Exercise brief: Copy out every line containing the word "JSON".
**** Dataset excerpts ****
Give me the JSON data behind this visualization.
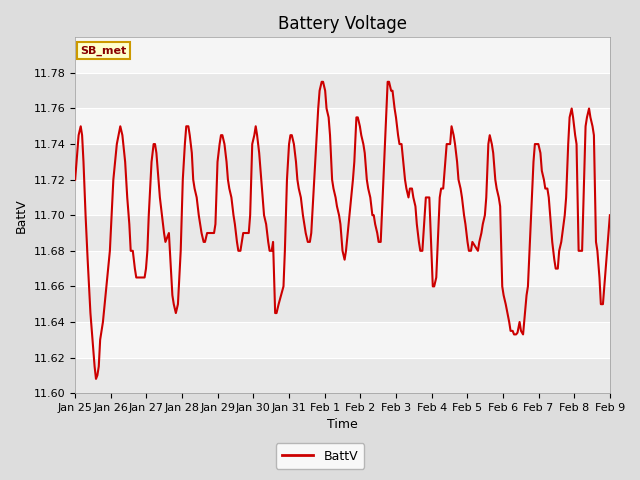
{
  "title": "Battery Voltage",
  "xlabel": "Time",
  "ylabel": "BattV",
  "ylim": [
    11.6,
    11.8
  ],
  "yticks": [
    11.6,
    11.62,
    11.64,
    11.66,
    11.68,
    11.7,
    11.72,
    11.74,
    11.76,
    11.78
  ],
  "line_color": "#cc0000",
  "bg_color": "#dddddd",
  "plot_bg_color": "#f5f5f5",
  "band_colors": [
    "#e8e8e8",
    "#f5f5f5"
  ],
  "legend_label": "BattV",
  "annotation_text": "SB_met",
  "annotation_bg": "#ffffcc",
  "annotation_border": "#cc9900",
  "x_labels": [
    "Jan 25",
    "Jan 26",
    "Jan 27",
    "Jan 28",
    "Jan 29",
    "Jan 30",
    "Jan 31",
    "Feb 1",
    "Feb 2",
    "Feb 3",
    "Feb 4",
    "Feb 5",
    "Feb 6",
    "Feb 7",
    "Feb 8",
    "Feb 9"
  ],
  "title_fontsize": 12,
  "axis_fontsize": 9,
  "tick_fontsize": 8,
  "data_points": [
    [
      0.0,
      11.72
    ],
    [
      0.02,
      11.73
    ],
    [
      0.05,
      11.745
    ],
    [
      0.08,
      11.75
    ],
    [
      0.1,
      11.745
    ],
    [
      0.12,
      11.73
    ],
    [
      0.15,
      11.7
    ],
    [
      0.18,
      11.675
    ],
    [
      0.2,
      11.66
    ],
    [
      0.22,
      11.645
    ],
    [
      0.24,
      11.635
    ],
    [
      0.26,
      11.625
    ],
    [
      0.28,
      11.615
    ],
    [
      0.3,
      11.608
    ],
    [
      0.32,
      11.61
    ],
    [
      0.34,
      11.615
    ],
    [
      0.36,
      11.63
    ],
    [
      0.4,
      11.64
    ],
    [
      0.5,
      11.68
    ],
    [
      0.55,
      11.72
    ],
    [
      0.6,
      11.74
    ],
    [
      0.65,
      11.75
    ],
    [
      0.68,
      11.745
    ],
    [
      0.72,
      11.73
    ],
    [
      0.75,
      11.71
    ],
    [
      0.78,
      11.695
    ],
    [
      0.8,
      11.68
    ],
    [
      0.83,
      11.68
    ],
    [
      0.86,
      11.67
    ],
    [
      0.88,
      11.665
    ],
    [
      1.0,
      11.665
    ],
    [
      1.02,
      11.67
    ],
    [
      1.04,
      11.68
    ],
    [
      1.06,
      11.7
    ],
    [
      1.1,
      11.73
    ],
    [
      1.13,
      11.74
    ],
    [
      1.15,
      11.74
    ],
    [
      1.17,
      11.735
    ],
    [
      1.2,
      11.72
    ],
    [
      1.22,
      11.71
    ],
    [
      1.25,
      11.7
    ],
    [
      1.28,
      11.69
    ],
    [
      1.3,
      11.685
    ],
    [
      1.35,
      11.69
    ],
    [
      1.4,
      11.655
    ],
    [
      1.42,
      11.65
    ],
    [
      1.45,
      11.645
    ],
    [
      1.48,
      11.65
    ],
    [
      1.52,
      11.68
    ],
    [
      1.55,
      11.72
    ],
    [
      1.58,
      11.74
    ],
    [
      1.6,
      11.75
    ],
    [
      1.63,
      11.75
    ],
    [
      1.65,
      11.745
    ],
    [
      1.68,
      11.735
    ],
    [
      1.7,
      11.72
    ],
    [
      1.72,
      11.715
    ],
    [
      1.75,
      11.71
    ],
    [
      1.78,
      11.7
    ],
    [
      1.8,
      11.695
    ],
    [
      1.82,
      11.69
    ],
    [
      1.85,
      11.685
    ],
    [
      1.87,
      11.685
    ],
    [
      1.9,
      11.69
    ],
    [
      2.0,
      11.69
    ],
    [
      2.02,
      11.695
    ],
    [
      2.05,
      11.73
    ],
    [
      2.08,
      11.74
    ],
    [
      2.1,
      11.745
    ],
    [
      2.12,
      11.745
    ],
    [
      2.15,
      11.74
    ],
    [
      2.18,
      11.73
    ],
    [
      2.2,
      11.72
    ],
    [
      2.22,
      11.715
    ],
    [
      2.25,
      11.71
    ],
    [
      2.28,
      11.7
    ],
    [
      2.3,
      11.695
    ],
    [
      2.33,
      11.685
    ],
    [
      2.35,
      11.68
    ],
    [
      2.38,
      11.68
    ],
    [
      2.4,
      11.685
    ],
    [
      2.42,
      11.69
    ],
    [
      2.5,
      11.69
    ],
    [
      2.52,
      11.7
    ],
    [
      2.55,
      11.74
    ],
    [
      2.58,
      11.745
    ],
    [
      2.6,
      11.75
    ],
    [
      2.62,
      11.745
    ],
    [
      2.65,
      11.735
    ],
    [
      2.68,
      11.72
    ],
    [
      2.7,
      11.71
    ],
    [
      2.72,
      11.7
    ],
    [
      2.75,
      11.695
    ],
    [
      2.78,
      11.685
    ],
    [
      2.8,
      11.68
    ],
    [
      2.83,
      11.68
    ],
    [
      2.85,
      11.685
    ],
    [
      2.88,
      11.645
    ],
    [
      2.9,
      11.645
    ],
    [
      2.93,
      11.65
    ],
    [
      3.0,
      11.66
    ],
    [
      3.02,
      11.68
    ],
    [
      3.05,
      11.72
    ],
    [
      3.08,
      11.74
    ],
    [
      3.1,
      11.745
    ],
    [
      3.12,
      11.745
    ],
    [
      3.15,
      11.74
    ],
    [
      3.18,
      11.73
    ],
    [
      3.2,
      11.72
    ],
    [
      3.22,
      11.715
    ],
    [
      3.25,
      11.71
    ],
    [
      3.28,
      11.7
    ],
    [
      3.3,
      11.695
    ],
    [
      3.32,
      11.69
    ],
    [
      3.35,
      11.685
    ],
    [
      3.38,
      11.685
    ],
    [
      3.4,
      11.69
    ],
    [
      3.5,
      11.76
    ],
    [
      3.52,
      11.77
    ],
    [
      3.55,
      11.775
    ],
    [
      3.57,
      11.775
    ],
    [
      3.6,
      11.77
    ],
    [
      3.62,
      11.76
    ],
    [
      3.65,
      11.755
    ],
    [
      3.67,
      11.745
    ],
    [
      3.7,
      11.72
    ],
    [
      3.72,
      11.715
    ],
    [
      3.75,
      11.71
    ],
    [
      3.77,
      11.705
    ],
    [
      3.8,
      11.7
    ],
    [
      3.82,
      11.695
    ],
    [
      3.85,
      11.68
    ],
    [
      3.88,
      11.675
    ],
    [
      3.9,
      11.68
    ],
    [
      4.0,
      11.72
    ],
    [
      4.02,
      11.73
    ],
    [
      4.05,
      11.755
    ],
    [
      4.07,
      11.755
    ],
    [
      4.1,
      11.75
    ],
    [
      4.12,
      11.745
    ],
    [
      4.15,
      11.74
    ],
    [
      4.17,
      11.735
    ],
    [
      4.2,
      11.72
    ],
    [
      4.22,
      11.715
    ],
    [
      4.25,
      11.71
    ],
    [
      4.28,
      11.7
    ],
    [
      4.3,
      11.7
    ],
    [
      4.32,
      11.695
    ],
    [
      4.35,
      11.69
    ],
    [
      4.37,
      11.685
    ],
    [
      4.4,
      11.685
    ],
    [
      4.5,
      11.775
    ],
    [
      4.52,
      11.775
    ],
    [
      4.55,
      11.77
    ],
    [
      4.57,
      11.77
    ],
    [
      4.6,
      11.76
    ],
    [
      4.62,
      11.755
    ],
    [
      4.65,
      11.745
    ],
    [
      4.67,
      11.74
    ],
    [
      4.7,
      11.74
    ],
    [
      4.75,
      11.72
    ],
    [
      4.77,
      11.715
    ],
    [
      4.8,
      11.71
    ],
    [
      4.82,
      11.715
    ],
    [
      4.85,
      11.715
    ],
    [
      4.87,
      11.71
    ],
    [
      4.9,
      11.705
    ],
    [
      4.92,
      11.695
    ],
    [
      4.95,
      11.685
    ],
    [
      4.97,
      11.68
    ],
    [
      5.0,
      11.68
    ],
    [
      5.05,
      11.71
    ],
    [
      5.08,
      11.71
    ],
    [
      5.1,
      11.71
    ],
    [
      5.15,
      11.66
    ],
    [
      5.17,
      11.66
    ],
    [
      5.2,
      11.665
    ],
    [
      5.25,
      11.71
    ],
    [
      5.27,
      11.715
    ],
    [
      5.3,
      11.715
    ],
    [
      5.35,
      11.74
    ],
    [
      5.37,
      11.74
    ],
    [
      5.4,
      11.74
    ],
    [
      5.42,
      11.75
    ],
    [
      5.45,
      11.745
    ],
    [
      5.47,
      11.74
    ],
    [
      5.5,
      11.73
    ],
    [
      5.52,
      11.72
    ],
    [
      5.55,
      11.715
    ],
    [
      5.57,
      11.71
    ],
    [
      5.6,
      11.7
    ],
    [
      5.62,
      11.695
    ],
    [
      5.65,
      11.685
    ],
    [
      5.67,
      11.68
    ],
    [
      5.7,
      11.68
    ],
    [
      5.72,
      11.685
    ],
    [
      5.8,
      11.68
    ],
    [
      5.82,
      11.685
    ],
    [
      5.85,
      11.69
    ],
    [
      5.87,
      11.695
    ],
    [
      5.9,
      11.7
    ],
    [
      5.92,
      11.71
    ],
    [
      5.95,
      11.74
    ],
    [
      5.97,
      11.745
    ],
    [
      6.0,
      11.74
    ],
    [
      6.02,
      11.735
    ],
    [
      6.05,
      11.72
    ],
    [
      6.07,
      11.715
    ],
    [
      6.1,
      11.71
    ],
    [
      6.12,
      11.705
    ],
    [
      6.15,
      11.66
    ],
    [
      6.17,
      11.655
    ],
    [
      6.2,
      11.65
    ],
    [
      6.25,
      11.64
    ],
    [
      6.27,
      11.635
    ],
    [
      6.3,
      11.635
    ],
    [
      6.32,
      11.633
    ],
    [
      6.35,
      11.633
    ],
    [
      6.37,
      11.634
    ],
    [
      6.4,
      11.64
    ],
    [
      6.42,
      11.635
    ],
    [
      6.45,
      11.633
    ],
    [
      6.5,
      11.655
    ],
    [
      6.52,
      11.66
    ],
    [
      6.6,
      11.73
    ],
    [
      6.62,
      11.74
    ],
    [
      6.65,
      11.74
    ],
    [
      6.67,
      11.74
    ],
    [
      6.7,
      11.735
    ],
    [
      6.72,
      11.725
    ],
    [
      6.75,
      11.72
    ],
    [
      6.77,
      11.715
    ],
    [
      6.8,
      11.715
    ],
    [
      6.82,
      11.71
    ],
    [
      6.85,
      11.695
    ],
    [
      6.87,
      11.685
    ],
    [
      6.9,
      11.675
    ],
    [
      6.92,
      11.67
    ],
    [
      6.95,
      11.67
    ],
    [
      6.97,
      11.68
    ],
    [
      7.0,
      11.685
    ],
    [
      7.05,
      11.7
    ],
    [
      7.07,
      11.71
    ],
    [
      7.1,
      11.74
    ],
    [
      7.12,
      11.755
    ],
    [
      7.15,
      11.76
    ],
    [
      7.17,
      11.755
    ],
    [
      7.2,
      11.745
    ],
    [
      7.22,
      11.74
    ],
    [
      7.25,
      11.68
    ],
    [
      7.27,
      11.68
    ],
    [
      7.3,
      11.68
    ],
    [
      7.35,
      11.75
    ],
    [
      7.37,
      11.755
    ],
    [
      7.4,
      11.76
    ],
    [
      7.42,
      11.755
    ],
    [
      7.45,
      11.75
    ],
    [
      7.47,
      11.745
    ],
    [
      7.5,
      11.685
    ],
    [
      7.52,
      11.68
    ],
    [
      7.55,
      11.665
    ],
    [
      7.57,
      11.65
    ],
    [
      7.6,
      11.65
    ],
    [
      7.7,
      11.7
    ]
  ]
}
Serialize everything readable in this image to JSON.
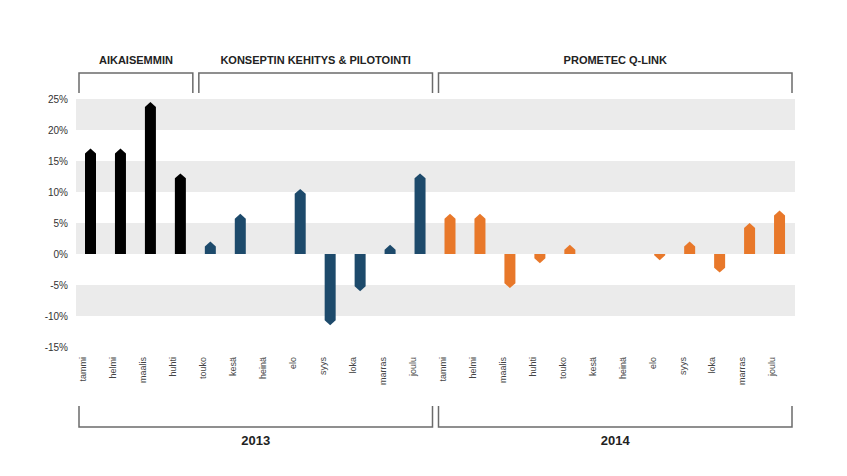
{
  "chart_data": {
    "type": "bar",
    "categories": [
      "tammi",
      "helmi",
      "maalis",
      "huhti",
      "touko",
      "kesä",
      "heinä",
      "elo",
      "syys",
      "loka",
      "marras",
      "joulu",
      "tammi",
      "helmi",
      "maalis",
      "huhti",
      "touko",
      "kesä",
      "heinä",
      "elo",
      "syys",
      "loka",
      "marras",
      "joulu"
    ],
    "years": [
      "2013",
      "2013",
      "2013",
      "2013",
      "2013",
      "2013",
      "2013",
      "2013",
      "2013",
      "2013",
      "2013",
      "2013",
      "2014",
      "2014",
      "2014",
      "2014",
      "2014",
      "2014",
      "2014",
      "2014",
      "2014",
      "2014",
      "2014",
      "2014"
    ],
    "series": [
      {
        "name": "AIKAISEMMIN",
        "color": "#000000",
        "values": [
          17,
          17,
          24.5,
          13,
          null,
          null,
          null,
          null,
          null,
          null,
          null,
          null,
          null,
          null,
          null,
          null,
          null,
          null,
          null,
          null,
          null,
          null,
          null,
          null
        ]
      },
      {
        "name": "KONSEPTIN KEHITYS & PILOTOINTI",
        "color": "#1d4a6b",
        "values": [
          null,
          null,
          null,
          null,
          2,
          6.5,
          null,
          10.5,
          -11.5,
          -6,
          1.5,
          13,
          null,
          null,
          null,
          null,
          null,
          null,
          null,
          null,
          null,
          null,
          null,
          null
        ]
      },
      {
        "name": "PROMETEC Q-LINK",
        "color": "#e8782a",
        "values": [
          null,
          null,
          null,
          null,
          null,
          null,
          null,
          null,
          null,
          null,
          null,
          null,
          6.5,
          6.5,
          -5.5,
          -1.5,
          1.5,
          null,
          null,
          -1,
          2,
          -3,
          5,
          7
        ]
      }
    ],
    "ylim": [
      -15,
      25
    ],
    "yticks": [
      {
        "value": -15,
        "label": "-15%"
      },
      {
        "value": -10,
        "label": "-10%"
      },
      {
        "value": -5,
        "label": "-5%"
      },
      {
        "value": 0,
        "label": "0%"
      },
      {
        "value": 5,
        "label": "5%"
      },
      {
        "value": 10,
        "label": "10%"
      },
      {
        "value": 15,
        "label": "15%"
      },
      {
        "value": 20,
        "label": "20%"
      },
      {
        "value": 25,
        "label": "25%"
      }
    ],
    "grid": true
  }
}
****
Answer to the exercise:
Give me the JSON data behind this visualization.
Serialize everything readable in this image to JSON.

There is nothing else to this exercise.